[Stored data]
○ ○ ○

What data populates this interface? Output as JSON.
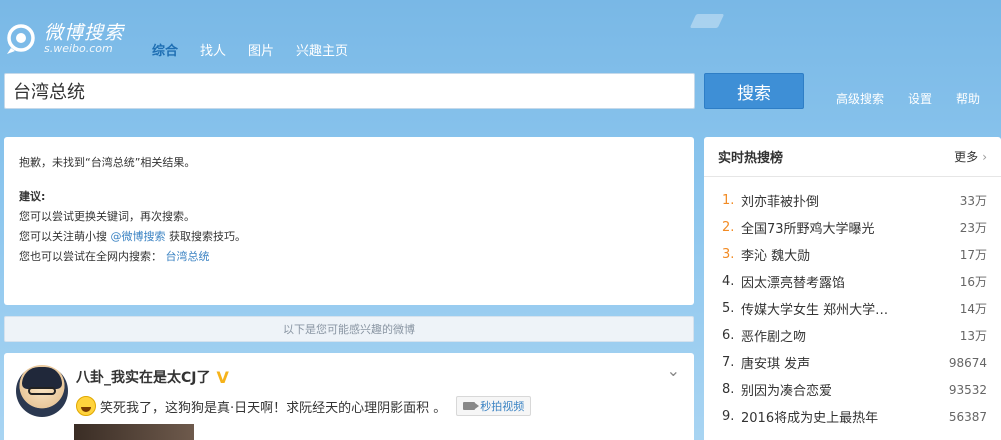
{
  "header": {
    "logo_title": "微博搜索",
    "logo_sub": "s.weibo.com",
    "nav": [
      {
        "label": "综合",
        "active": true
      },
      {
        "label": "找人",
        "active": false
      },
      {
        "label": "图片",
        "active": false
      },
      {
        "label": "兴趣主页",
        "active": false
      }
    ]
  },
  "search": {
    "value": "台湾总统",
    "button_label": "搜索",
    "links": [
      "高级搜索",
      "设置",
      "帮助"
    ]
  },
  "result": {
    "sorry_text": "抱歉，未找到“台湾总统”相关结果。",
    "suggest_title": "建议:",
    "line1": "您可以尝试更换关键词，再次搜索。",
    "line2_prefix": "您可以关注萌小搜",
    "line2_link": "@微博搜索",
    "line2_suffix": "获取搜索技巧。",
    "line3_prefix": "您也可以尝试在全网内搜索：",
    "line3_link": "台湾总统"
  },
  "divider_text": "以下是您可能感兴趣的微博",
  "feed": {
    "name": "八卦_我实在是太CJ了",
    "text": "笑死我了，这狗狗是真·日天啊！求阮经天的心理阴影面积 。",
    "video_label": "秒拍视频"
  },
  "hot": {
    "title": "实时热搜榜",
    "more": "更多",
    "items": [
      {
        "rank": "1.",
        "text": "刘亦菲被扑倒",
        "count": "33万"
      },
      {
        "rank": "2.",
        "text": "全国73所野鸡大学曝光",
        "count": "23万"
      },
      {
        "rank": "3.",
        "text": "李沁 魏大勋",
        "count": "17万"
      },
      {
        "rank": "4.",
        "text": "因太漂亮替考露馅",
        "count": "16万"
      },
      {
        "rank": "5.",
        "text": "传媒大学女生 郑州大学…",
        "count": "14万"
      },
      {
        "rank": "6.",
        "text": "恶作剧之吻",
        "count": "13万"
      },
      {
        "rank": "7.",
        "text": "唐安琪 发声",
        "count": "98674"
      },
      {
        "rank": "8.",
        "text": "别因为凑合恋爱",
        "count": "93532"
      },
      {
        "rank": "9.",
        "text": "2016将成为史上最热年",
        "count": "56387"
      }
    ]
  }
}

○ ○ ○

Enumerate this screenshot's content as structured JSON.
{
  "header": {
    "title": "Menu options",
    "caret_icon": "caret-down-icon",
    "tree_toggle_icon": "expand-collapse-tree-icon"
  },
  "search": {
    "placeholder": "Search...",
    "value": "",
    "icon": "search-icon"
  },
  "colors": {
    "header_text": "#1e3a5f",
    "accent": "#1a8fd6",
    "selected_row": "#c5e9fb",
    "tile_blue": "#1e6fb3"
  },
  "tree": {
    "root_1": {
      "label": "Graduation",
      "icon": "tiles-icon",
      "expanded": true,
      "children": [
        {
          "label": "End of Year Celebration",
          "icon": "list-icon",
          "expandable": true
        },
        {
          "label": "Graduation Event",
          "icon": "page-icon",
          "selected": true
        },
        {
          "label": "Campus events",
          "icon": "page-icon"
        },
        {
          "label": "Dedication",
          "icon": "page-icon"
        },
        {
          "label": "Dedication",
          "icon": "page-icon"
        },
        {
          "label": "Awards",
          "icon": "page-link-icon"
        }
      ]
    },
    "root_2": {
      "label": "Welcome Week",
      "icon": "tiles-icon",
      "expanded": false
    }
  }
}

○ ○ ○

- Task prompt
Where a line holds "this", copy it out.

- Complete response
What data populates this interface? Output as JSON.
Enumerate this screenshot's content as structured JSON.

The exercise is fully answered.